#### Required task:
Find every line below that contains the word "COGNAC" and copy it out.

#### The data:

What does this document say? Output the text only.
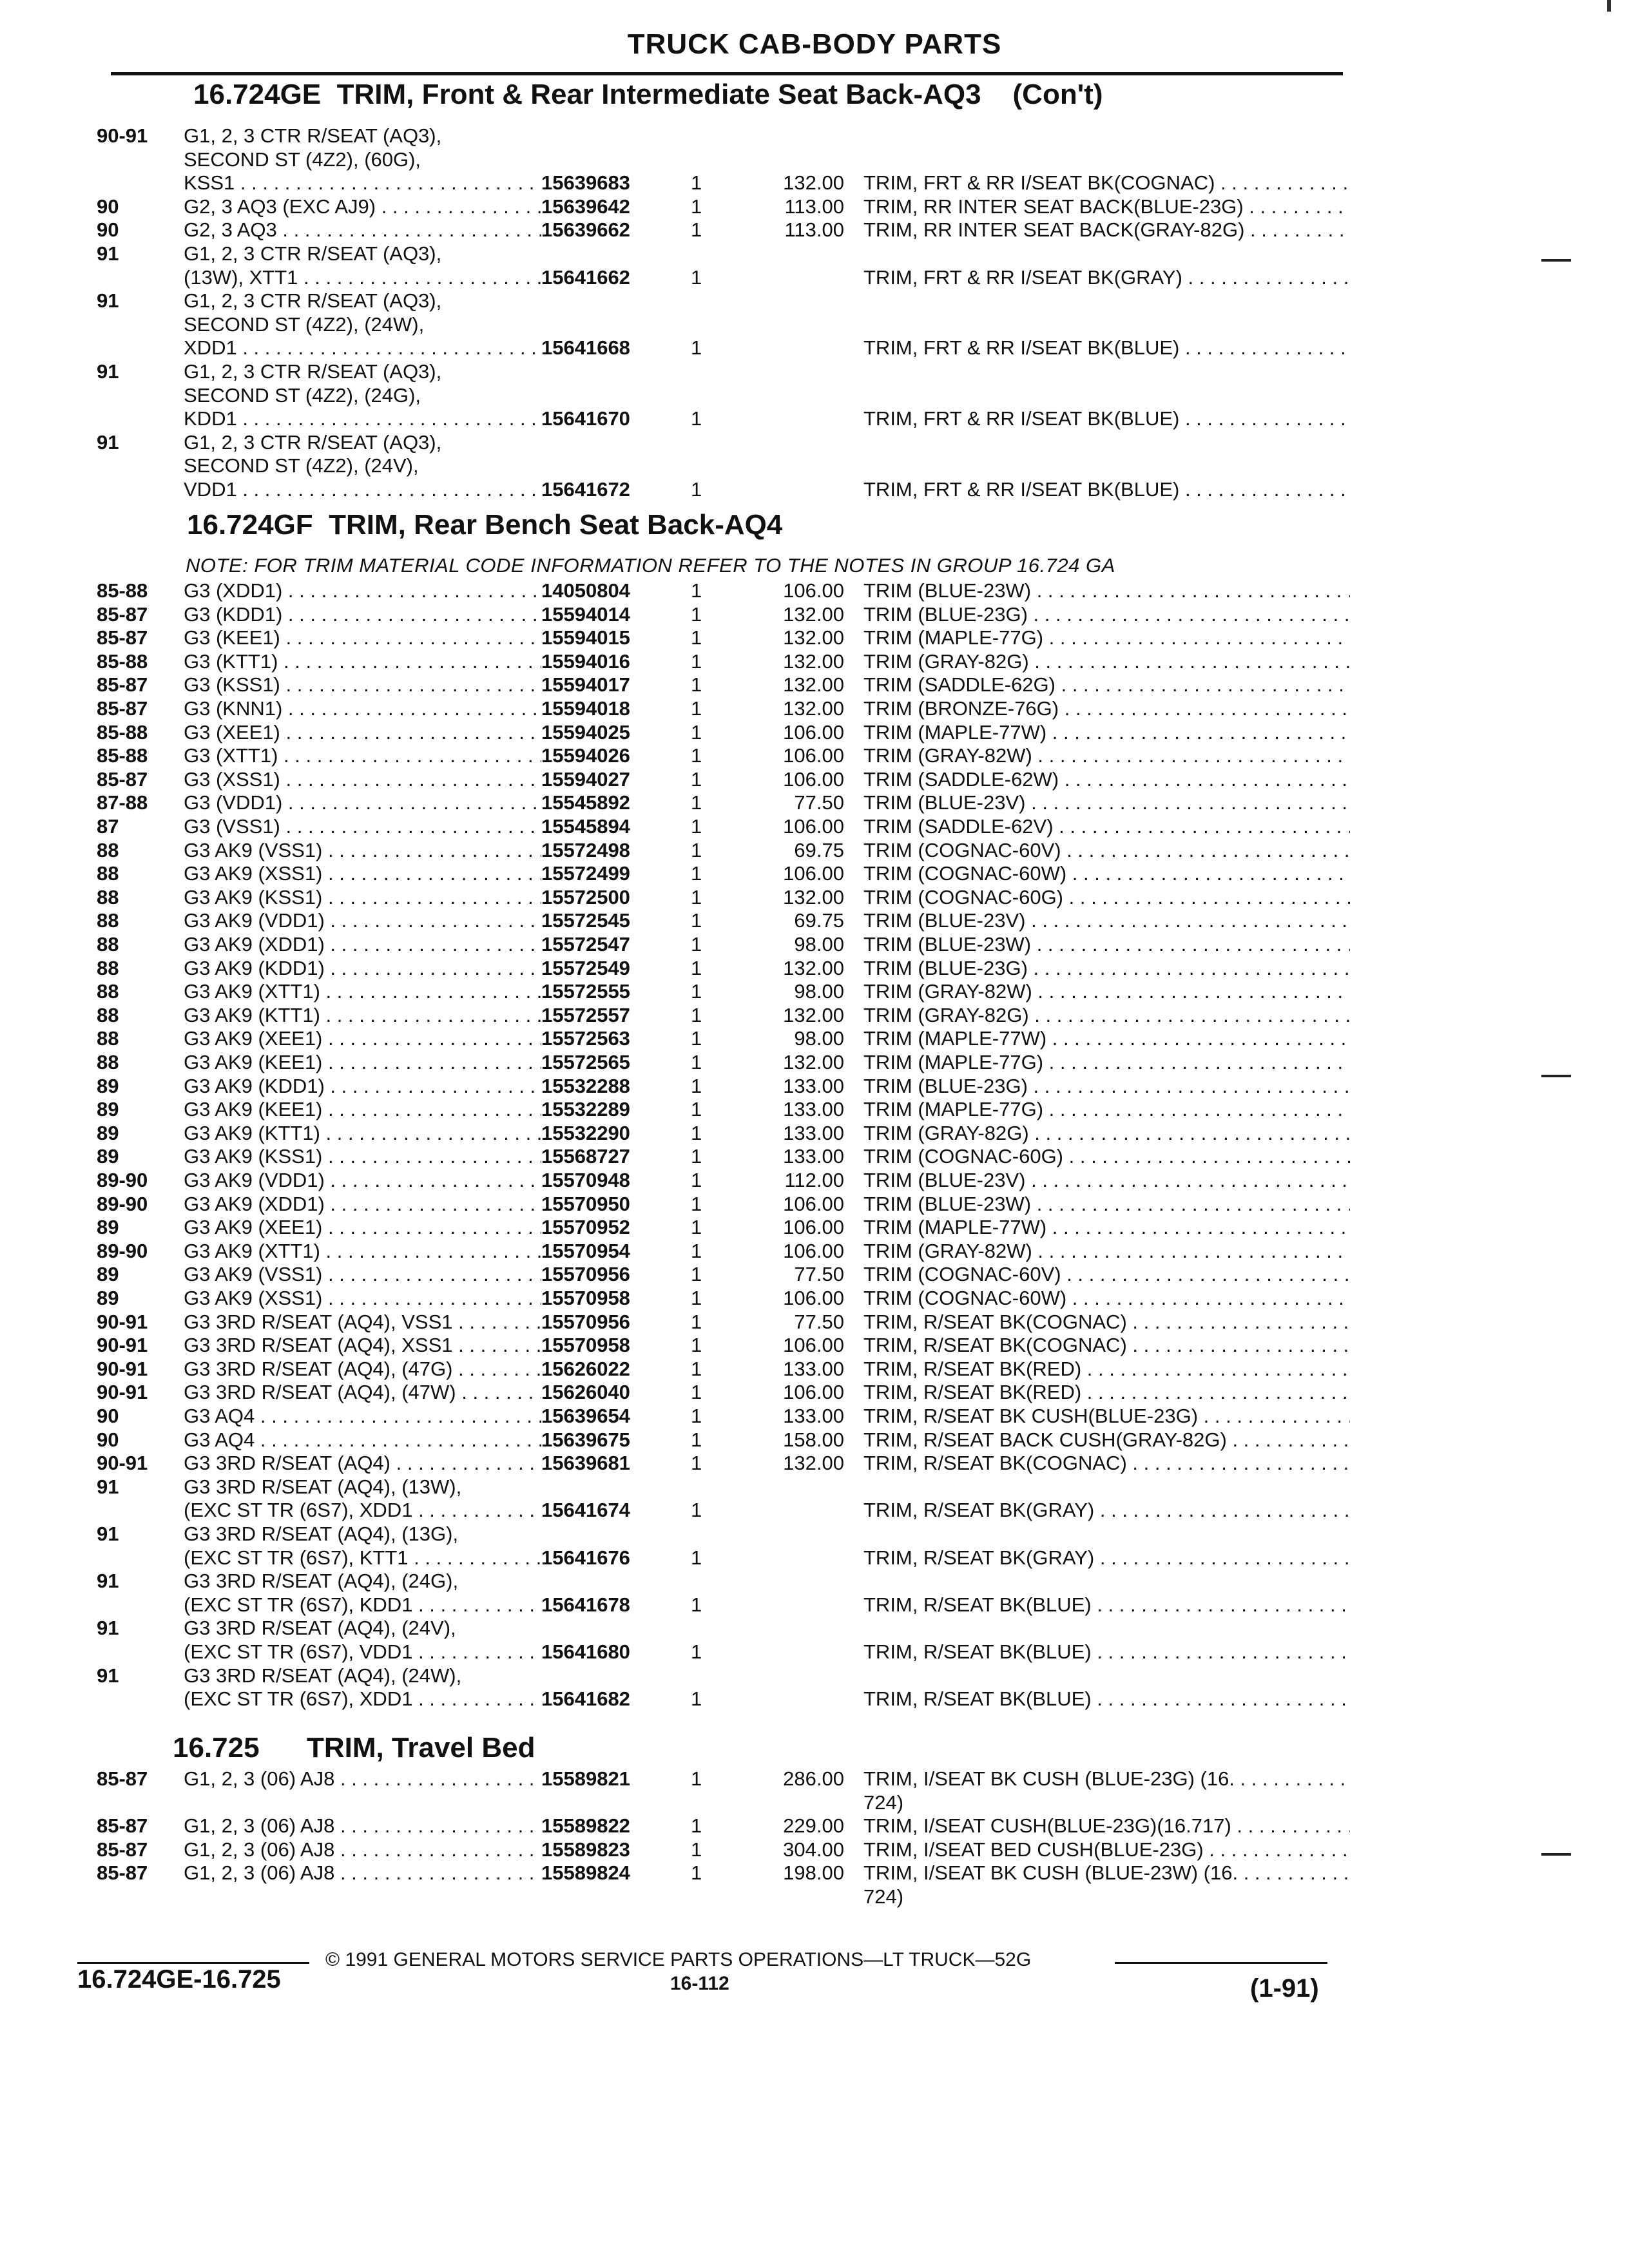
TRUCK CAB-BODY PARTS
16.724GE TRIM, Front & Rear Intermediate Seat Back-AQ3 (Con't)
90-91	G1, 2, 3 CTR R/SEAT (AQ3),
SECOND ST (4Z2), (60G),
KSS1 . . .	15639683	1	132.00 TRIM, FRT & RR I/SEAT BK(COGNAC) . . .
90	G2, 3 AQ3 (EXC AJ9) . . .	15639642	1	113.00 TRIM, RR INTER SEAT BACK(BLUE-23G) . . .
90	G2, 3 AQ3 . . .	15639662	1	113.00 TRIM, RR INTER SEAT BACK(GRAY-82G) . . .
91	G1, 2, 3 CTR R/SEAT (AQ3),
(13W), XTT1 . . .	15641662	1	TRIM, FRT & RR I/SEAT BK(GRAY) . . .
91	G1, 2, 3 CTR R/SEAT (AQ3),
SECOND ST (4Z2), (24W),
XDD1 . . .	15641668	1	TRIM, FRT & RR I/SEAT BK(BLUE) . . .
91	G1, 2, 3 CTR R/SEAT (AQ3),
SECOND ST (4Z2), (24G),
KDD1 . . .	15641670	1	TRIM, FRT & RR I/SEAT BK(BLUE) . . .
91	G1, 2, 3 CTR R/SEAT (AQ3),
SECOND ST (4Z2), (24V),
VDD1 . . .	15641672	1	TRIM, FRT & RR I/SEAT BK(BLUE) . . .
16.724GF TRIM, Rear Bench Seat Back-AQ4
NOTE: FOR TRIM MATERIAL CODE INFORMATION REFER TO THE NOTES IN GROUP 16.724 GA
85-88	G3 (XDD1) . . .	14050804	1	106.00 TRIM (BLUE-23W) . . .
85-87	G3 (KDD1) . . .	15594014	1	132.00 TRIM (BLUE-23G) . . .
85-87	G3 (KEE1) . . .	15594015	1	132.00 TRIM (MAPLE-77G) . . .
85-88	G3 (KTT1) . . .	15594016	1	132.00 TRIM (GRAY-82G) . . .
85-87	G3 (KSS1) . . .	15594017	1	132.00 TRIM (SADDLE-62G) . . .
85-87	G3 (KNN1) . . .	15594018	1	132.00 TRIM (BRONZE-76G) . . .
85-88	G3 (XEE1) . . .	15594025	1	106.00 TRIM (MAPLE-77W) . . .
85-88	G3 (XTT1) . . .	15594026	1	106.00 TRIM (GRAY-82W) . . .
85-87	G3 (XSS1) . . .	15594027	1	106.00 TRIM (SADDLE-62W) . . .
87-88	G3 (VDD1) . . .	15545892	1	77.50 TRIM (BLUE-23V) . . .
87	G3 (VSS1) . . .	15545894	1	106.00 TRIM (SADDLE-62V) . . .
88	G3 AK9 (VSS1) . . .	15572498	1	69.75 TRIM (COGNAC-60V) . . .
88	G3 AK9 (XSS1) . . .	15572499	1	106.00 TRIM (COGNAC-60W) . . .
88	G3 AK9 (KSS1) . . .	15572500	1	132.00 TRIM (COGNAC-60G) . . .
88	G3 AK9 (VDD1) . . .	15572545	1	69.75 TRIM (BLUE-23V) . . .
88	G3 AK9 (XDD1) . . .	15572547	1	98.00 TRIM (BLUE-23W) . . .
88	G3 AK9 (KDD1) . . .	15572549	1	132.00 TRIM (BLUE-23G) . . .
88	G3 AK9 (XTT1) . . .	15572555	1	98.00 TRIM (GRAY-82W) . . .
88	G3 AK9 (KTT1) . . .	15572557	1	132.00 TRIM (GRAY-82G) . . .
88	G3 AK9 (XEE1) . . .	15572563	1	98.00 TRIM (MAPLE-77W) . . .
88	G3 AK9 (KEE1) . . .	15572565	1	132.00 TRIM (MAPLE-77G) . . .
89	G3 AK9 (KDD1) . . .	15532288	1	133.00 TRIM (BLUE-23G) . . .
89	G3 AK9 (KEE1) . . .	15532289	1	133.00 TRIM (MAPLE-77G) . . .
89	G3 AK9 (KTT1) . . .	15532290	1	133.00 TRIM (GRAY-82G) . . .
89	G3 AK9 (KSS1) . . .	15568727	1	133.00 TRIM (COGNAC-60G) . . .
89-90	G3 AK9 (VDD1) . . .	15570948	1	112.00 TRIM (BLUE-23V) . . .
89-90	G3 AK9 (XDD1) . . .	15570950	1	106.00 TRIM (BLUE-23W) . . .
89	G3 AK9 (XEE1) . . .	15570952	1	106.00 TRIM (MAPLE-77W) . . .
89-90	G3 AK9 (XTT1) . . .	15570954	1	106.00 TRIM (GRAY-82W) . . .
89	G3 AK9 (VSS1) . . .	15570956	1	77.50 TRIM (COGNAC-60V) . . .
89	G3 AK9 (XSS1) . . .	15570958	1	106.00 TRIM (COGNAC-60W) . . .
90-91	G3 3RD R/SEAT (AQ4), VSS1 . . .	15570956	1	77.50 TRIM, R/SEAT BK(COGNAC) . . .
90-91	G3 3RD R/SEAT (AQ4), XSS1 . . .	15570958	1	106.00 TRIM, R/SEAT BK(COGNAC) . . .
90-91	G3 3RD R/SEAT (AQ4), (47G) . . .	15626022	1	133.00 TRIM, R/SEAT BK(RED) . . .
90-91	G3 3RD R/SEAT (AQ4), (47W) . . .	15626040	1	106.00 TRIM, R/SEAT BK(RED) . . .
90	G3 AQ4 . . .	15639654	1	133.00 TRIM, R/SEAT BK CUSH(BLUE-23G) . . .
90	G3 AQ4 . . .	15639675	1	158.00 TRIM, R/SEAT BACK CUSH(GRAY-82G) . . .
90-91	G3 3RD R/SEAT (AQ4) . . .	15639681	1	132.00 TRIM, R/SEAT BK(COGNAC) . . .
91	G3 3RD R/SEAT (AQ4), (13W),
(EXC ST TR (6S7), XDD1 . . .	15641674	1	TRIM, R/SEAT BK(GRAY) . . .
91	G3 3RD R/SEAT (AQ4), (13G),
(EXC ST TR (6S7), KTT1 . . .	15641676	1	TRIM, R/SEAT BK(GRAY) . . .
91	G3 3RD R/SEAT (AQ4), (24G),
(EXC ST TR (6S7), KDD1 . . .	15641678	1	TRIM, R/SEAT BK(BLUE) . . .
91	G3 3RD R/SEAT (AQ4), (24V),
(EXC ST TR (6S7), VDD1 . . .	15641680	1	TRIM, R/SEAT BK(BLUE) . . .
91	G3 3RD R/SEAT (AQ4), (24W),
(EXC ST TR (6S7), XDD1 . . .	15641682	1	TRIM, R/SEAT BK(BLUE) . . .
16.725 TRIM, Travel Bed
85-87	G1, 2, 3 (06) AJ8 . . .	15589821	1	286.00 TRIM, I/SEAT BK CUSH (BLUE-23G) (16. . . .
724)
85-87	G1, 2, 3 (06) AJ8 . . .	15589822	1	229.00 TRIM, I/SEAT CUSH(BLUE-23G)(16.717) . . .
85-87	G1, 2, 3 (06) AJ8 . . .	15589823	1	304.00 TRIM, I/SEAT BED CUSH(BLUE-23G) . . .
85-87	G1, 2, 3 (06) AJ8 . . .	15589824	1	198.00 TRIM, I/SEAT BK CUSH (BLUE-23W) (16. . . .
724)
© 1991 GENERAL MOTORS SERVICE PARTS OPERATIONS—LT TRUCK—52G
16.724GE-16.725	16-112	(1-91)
==
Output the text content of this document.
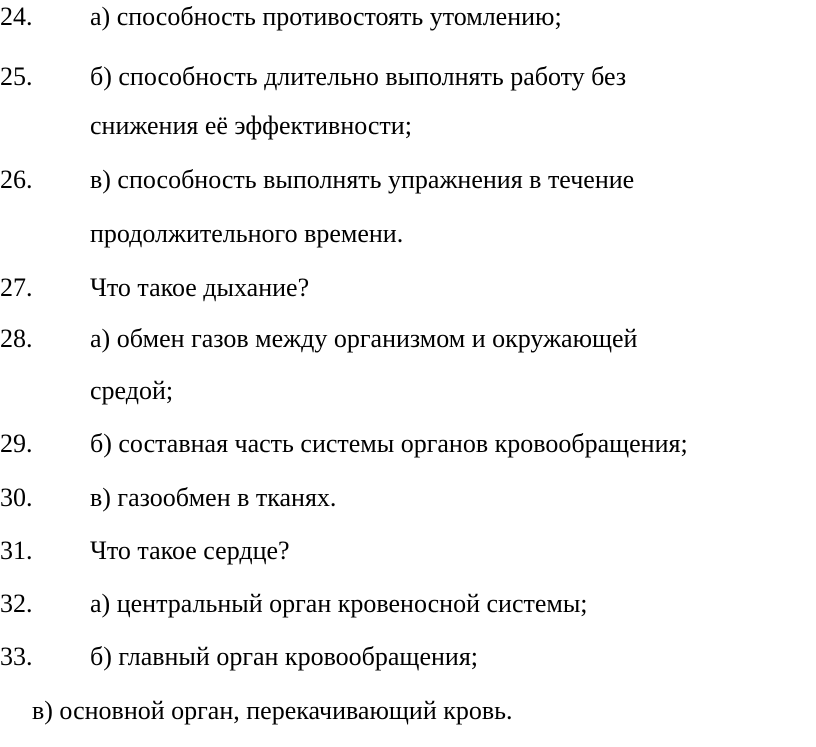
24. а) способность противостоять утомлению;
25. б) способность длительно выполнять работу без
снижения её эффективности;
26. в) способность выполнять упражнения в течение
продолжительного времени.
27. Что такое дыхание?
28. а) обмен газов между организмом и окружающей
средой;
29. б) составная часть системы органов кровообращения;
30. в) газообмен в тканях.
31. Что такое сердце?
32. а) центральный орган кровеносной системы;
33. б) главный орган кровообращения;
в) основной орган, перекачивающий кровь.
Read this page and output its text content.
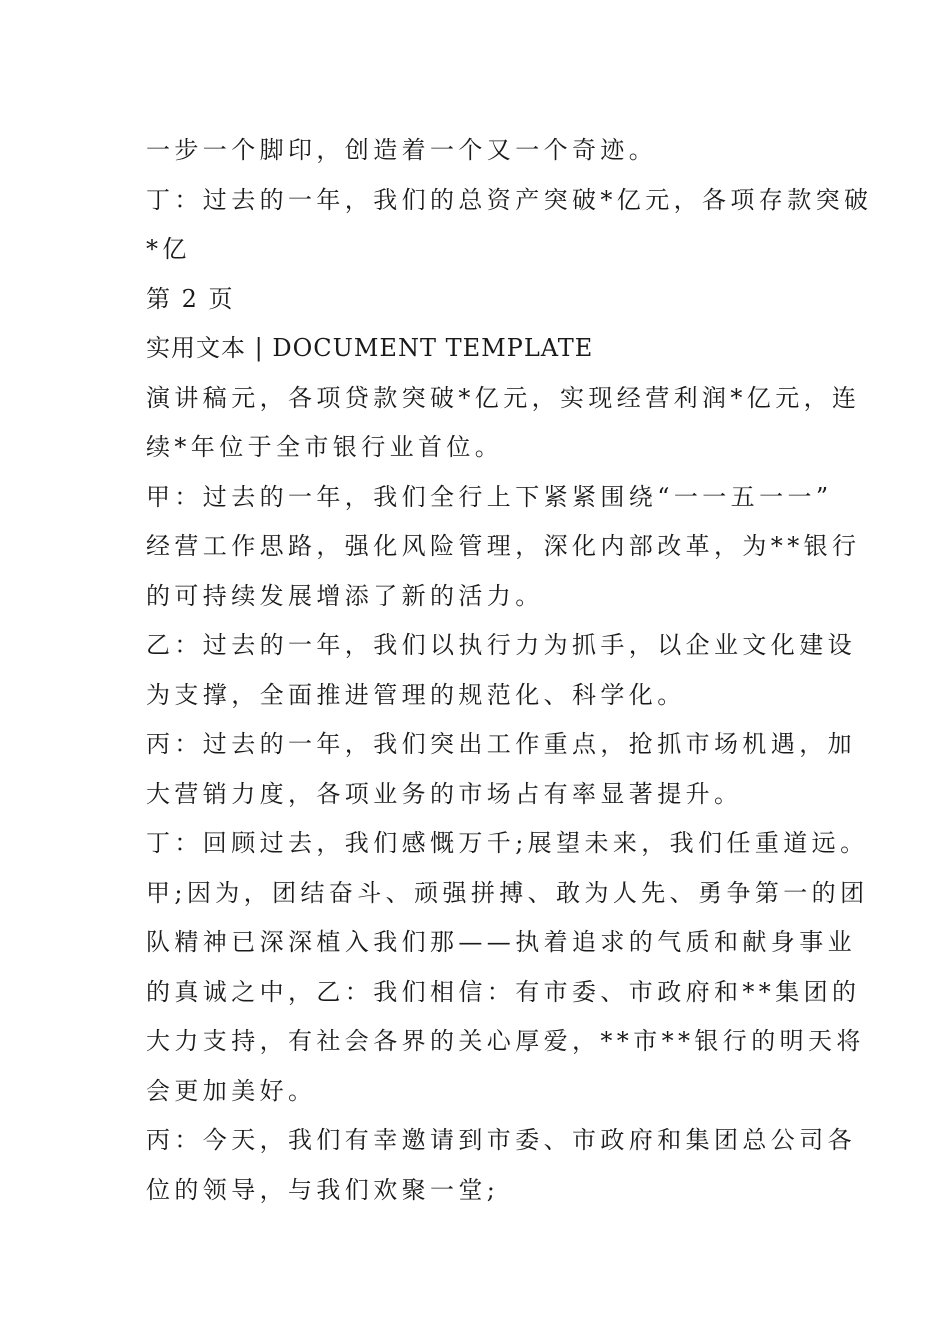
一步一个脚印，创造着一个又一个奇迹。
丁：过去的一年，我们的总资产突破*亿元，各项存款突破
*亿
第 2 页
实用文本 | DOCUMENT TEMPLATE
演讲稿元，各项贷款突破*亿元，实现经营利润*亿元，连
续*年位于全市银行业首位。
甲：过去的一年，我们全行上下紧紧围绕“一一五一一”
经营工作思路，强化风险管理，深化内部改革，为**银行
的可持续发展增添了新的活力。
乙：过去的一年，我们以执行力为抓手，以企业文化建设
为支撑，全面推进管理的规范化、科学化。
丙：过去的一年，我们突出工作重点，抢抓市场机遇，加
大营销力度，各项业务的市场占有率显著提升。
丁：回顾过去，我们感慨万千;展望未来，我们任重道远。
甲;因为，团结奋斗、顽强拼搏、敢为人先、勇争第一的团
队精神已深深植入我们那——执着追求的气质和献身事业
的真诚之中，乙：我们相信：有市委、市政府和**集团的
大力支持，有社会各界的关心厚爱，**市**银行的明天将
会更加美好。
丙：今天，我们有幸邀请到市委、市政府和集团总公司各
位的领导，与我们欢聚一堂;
* * *
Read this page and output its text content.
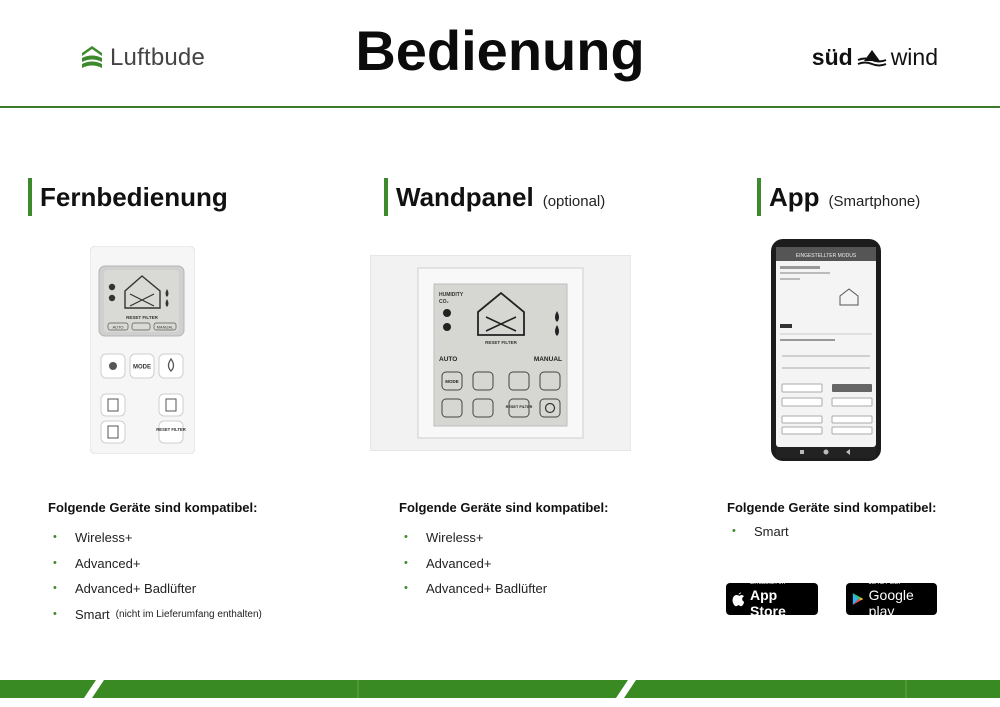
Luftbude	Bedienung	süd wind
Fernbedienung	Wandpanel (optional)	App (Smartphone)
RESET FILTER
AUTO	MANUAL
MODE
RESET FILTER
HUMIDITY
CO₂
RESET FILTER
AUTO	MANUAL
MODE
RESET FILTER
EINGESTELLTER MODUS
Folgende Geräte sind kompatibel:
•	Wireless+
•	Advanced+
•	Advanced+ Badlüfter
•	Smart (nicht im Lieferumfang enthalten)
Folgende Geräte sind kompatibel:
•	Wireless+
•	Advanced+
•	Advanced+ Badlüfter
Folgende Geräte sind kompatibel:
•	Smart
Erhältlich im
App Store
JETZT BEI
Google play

#### Response to this task:
KSS1 . . .	15639683	1	132.00 TRIM, FRT & RR I/SEAT BK(COGNAC) . . .
88	G3 AK9 (VSS1) . . .	15572498	1	69.75 TRIM (COGNAC-60V) . . .
88	G3 AK9 (XSS1) . . .	15572499	1	106.00 TRIM (COGNAC-60W) . . .
88	G3 AK9 (KSS1) . . .	15572500	1	132.00 TRIM (COGNAC-60G) . . .
89	G3 AK9 (KSS1) . . .	15568727	1	133.00 TRIM (COGNAC-60G) . . .
89	G3 AK9 (VSS1) . . .	15570956	1	77.50 TRIM (COGNAC-60V) . . .
89	G3 AK9 (XSS1) . . .	15570958	1	106.00 TRIM (COGNAC-60W) . . .
90-91	G3 3RD R/SEAT (AQ4), VSS1 . . .	15570956	1	77.50 TRIM, R/SEAT BK(COGNAC) . . .
90-91	G3 3RD R/SEAT (AQ4), XSS1 . . .	15570958	1	106.00 TRIM, R/SEAT BK(COGNAC) . . .
90-91	G3 3RD R/SEAT (AQ4) . . .	15639681	1	132.00 TRIM, R/SEAT BK(COGNAC) . . .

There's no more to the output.